Required work:
Write out the data below exactly as given, without any of its pictures.

Provided data:
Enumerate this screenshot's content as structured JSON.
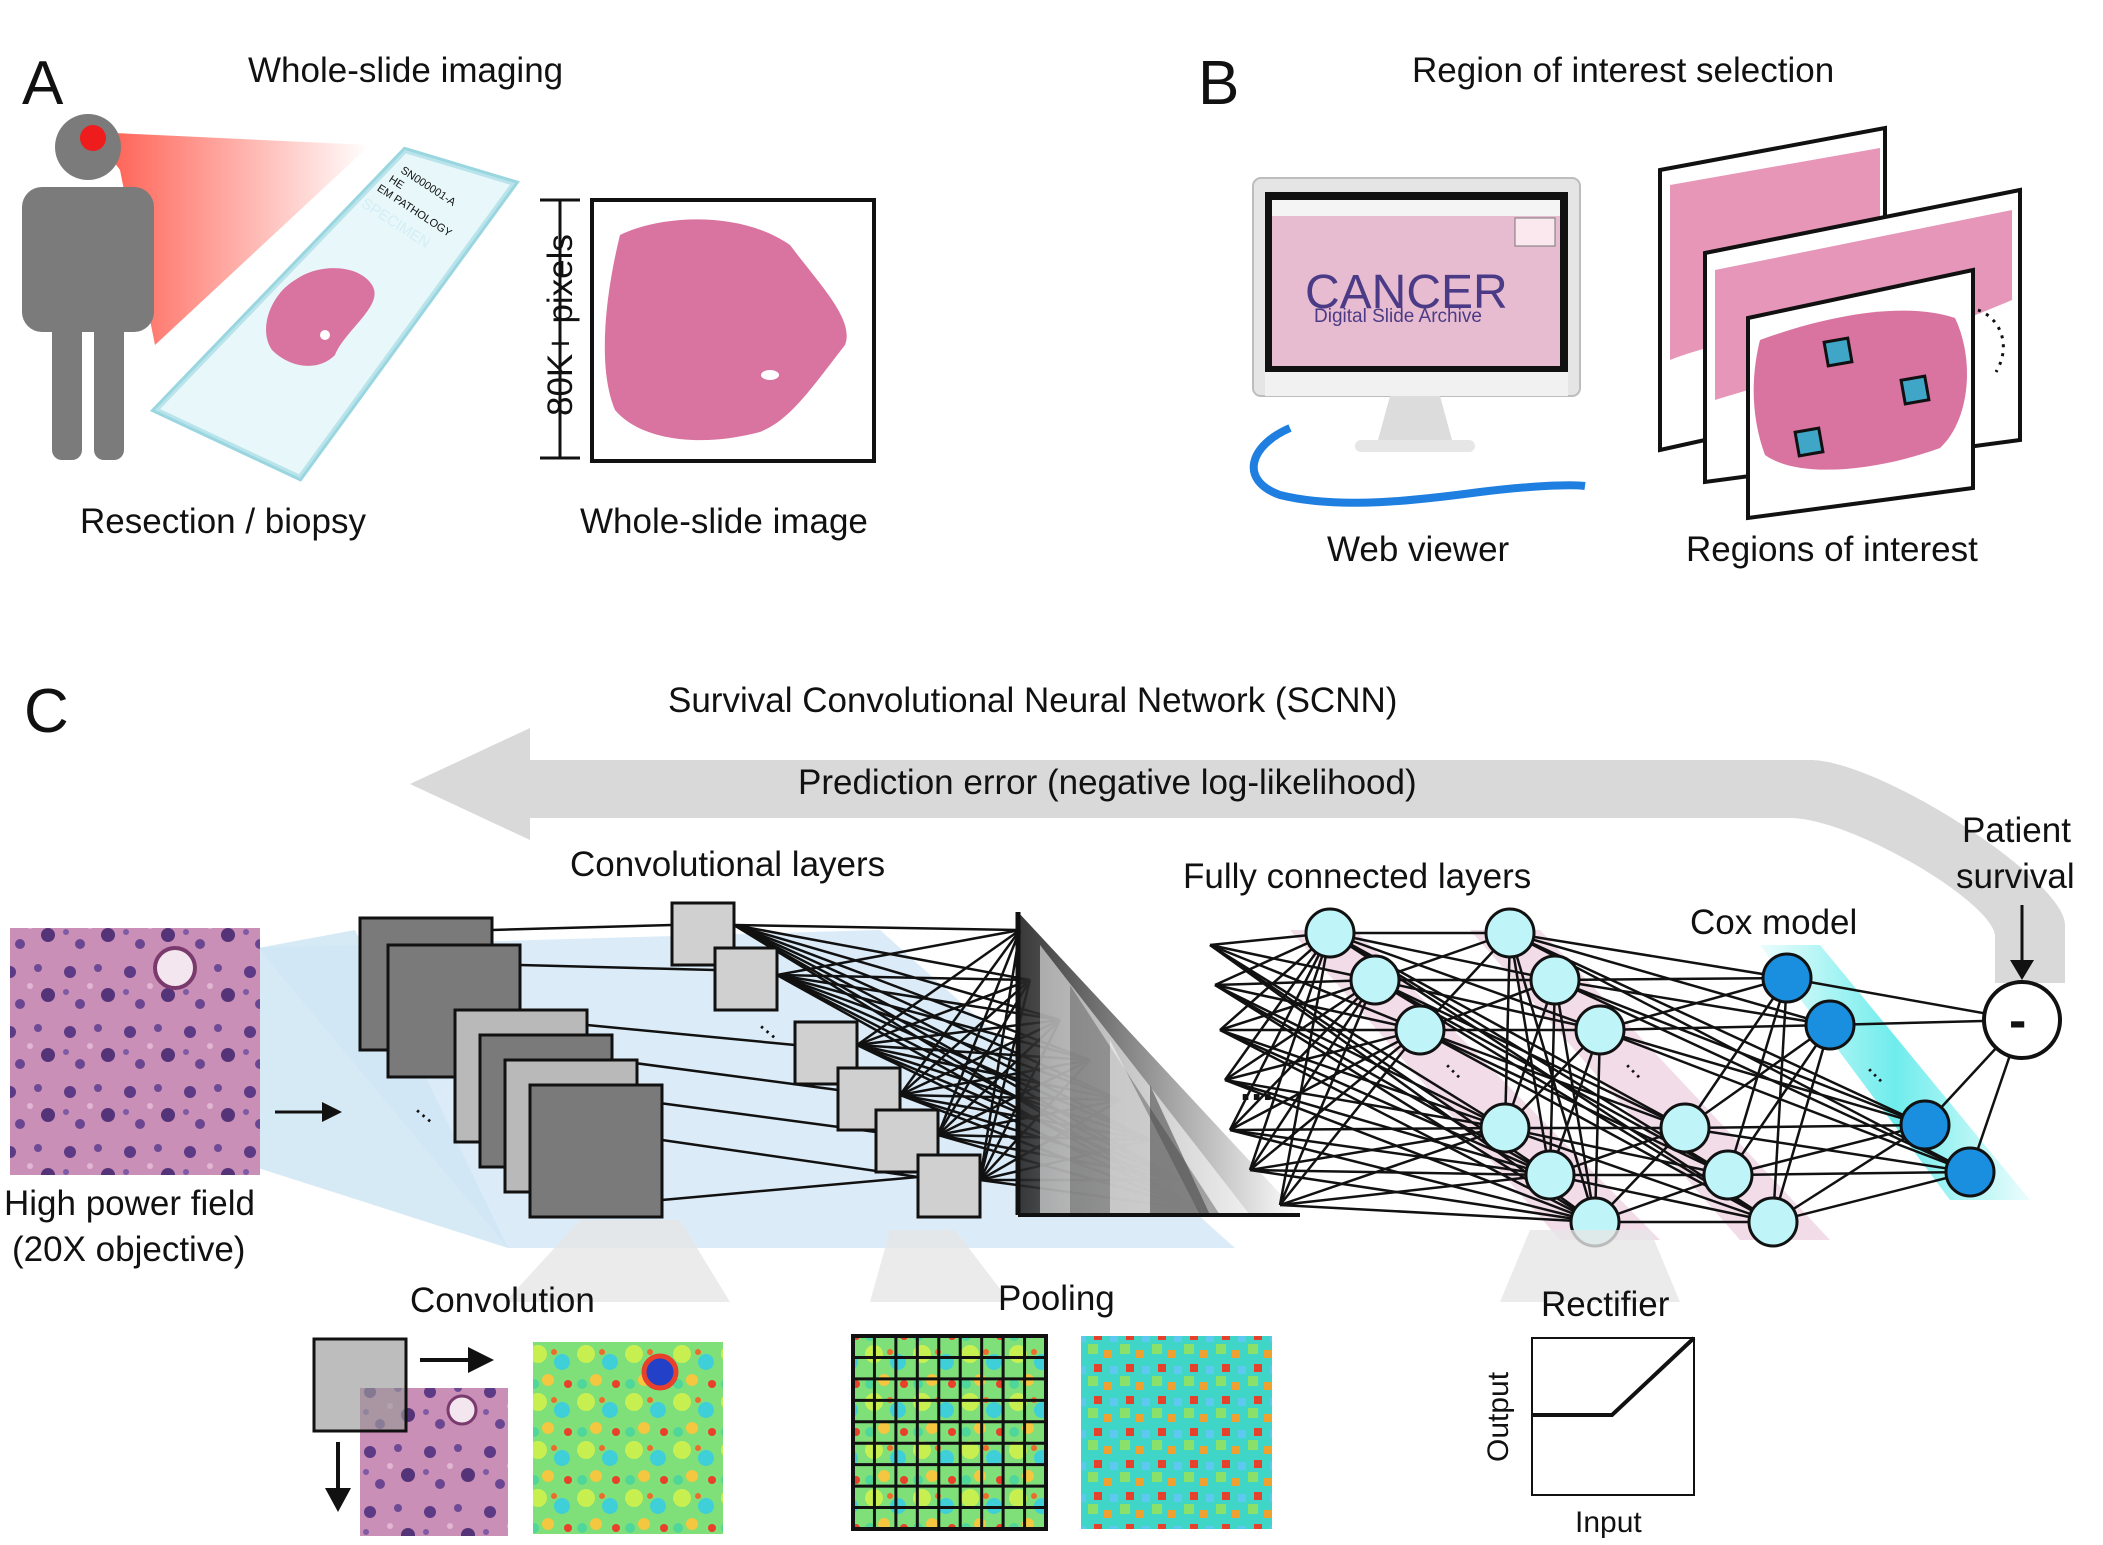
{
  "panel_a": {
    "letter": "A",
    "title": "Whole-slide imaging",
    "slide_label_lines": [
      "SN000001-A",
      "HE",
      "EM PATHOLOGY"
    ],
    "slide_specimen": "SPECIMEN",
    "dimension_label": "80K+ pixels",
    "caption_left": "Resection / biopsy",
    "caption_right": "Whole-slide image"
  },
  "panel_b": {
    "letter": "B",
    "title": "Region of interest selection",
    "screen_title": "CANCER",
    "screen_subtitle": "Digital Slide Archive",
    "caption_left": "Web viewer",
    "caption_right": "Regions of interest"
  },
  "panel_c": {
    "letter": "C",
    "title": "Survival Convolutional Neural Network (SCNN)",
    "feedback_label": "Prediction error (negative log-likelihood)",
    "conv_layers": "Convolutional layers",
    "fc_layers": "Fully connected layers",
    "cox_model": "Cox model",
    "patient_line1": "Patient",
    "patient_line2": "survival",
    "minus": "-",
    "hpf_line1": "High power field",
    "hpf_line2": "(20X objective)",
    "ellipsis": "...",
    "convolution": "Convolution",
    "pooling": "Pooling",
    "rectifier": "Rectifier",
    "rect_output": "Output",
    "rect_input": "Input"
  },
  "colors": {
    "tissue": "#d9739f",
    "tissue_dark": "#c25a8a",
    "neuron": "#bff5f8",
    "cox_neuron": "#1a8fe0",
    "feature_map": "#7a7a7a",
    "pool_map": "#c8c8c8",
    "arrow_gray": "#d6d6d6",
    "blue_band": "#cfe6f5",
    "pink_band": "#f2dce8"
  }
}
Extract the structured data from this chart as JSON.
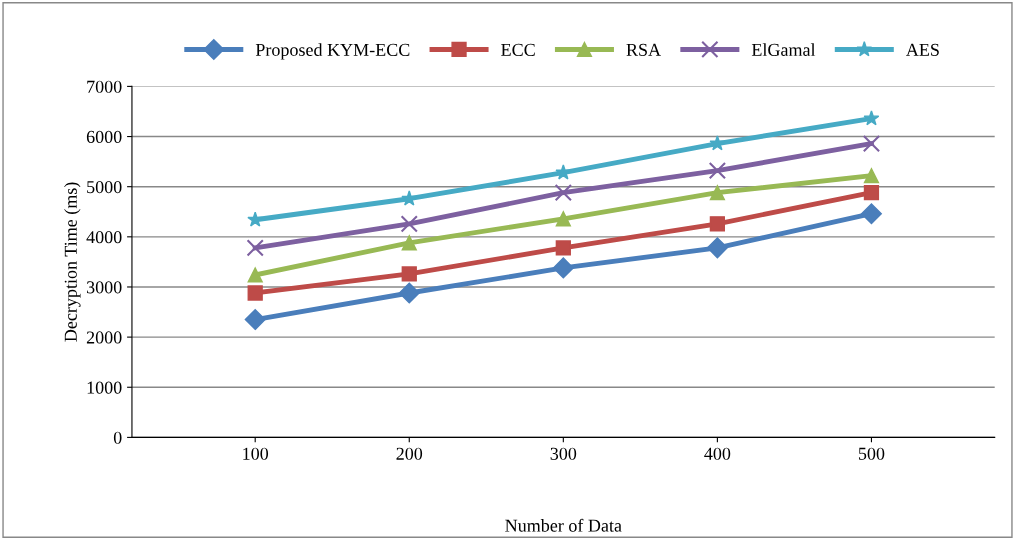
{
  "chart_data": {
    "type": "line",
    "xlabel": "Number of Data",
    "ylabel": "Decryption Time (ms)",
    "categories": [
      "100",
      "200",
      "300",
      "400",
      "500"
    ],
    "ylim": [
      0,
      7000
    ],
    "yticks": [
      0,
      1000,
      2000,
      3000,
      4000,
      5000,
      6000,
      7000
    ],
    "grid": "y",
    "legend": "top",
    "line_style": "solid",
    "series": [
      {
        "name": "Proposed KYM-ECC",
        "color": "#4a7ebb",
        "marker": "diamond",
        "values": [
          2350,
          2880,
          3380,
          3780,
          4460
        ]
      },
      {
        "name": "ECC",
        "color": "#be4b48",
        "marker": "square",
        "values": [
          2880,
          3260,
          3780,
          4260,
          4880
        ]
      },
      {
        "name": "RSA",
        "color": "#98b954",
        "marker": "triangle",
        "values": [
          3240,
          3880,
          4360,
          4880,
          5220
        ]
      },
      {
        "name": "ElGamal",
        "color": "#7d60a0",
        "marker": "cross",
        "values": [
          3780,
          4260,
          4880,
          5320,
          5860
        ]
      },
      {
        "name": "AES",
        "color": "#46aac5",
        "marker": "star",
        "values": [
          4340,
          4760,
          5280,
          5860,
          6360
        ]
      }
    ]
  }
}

Response to the task:
Enumerate this screenshot's content as structured JSON.
{
  "panel_a": {
    "letter": "A",
    "title": "Whole-slide imaging",
    "slide_label_lines": [
      "SN000001-A",
      "HE",
      "EM PATHOLOGY"
    ],
    "slide_specimen": "SPECIMEN",
    "dimension_label": "80K+ pixels",
    "caption_left": "Resection / biopsy",
    "caption_right": "Whole-slide image"
  },
  "panel_b": {
    "letter": "B",
    "title": "Region of interest selection",
    "screen_title": "CANCER",
    "screen_subtitle": "Digital Slide Archive",
    "caption_left": "Web viewer",
    "caption_right": "Regions of interest"
  },
  "panel_c": {
    "letter": "C",
    "title": "Survival Convolutional Neural Network (SCNN)",
    "feedback_label": "Prediction error (negative log-likelihood)",
    "conv_layers": "Convolutional layers",
    "fc_layers": "Fully connected layers",
    "cox_model": "Cox model",
    "patient_line1": "Patient",
    "patient_line2": "survival",
    "minus": "-",
    "hpf_line1": "High power field",
    "hpf_line2": "(20X objective)",
    "ellipsis": "...",
    "convolution": "Convolution",
    "pooling": "Pooling",
    "rectifier": "Rectifier",
    "rect_output": "Output",
    "rect_input": "Input"
  },
  "colors": {
    "tissue": "#d9739f",
    "tissue_dark": "#c25a8a",
    "neuron": "#bff5f8",
    "cox_neuron": "#1a8fe0",
    "feature_map": "#7a7a7a",
    "pool_map": "#c8c8c8",
    "arrow_gray": "#d6d6d6",
    "blue_band": "#cfe6f5",
    "pink_band": "#f2dce8"
  }
}
Extract the structured data from this chart as JSON.
{
  "chart_data": {
    "type": "line",
    "xlabel": "Number of Data",
    "ylabel": "Decryption Time (ms)",
    "categories": [
      "100",
      "200",
      "300",
      "400",
      "500"
    ],
    "ylim": [
      0,
      7000
    ],
    "yticks": [
      0,
      1000,
      2000,
      3000,
      4000,
      5000,
      6000,
      7000
    ],
    "grid": "y",
    "legend": "top",
    "line_style": "solid",
    "series": [
      {
        "name": "Proposed KYM-ECC",
        "color": "#4a7ebb",
        "marker": "diamond",
        "values": [
          2350,
          2880,
          3380,
          3780,
          4460
        ]
      },
      {
        "name": "ECC",
        "color": "#be4b48",
        "marker": "square",
        "values": [
          2880,
          3260,
          3780,
          4260,
          4880
        ]
      },
      {
        "name": "RSA",
        "color": "#98b954",
        "marker": "triangle",
        "values": [
          3240,
          3880,
          4360,
          4880,
          5220
        ]
      },
      {
        "name": "ElGamal",
        "color": "#7d60a0",
        "marker": "cross",
        "values": [
          3780,
          4260,
          4880,
          5320,
          5860
        ]
      },
      {
        "name": "AES",
        "color": "#46aac5",
        "marker": "star",
        "values": [
          4340,
          4760,
          5280,
          5860,
          6360
        ]
      }
    ]
  }
}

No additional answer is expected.